Work through the listing below and count the lines that hold "name". Answer with the number alone.
┄┄┄┄┄┄
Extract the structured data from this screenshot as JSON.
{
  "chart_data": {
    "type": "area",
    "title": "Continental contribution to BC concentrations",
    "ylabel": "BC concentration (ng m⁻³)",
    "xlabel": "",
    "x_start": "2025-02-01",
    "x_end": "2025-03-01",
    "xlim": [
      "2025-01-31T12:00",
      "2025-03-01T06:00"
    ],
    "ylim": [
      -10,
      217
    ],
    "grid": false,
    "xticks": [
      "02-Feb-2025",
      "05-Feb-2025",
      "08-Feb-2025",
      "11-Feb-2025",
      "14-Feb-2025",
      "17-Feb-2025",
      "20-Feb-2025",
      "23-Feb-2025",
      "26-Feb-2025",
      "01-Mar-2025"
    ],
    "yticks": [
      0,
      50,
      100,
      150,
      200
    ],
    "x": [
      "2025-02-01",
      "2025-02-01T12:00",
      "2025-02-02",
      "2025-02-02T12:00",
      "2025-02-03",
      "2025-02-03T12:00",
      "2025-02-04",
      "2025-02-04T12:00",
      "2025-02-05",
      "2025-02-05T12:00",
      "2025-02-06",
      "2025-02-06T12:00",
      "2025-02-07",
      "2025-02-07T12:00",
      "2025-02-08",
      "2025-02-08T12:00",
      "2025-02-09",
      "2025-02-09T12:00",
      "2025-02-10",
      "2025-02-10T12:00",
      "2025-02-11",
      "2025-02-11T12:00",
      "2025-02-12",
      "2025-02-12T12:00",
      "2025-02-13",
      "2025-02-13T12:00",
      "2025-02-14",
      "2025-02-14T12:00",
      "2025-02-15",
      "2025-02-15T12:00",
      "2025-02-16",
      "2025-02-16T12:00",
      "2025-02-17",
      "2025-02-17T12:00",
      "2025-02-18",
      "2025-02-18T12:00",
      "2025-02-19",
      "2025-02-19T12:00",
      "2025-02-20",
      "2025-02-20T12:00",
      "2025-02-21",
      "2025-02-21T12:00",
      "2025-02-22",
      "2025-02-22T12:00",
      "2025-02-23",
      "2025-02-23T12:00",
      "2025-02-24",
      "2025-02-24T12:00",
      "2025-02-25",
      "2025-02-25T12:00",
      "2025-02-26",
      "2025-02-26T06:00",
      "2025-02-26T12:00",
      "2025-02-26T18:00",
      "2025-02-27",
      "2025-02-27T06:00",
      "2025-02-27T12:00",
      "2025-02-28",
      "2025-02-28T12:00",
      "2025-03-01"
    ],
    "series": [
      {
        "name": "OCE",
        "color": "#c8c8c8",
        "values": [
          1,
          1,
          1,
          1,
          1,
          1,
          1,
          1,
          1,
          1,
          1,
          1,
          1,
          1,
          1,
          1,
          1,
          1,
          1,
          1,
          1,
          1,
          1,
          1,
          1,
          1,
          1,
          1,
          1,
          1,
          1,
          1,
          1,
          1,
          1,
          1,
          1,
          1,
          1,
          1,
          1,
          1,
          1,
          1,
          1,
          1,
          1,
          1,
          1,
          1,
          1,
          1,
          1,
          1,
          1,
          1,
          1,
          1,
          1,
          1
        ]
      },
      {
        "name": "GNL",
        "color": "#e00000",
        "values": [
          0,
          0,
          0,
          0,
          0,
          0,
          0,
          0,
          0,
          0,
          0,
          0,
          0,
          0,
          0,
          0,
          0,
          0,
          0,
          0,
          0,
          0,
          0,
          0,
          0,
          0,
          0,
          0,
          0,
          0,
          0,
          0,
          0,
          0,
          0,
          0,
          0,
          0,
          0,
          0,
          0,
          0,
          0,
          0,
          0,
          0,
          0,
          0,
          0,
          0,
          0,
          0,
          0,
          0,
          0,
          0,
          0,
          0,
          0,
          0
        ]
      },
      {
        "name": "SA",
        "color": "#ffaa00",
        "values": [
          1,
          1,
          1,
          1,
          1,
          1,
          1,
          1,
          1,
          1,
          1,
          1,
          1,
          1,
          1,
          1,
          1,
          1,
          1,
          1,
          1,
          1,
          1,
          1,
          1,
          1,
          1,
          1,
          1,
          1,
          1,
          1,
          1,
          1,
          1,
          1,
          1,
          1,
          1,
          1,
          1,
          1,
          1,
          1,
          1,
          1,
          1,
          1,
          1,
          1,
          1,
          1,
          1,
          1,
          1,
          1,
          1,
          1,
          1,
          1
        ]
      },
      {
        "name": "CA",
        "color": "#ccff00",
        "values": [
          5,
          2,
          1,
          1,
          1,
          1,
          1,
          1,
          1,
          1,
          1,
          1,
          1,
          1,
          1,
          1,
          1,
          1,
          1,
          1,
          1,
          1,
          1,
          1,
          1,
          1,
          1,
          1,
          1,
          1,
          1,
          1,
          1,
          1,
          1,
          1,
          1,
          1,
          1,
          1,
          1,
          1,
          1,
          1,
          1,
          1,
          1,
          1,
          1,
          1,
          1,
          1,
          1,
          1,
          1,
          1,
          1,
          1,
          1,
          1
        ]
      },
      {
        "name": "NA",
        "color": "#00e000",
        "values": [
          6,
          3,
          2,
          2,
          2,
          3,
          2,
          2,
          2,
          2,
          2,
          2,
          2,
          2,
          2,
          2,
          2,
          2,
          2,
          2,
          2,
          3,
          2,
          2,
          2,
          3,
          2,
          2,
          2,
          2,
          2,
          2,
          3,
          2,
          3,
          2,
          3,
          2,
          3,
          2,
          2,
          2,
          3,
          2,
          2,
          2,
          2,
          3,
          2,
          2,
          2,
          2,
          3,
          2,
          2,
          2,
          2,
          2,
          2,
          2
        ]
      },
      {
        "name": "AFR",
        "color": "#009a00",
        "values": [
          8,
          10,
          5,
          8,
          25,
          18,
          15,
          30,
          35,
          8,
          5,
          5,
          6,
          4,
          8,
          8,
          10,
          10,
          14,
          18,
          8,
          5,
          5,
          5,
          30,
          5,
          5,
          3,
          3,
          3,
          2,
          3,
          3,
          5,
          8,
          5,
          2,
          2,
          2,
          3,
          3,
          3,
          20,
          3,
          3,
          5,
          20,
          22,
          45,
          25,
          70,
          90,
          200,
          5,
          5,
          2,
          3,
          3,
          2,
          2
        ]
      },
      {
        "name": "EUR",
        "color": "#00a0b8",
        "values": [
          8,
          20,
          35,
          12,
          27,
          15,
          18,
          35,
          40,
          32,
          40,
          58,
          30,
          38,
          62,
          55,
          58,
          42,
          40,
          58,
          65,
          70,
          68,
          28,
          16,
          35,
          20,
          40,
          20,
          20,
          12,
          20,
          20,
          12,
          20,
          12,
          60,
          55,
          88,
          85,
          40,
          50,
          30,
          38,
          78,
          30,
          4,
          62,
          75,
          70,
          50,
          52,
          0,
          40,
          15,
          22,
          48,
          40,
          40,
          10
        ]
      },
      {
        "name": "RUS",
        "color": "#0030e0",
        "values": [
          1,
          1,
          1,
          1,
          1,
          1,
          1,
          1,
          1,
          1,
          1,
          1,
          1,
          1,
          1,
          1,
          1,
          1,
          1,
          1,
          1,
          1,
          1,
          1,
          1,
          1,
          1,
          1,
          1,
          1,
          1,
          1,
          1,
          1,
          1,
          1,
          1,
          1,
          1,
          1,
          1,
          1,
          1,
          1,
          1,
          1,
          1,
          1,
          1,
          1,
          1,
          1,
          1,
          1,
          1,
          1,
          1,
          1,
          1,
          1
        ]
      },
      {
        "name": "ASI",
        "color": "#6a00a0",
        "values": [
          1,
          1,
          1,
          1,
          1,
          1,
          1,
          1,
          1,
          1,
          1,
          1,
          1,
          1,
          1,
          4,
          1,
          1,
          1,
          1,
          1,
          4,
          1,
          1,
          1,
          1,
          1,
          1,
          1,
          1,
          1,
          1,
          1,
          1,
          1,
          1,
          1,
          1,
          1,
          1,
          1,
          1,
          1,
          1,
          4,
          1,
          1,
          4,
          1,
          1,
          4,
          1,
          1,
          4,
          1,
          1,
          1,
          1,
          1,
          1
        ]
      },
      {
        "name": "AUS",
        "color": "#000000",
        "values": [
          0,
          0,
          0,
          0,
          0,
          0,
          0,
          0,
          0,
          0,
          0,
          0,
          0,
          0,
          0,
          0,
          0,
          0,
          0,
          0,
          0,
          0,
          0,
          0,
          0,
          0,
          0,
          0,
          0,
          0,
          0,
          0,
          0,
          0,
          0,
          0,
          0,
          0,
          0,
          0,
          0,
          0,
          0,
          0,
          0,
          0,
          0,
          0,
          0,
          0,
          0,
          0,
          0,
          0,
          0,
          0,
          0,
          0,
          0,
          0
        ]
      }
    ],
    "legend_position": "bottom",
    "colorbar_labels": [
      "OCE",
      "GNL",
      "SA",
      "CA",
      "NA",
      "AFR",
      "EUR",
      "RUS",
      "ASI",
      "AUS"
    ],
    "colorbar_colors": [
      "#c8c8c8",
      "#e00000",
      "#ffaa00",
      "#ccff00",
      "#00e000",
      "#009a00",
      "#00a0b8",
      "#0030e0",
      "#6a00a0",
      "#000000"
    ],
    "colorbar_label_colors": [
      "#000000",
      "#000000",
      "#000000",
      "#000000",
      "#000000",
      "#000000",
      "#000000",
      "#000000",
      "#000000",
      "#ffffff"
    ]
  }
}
┄┄┄┄┄┄
*TASK RESULT*
10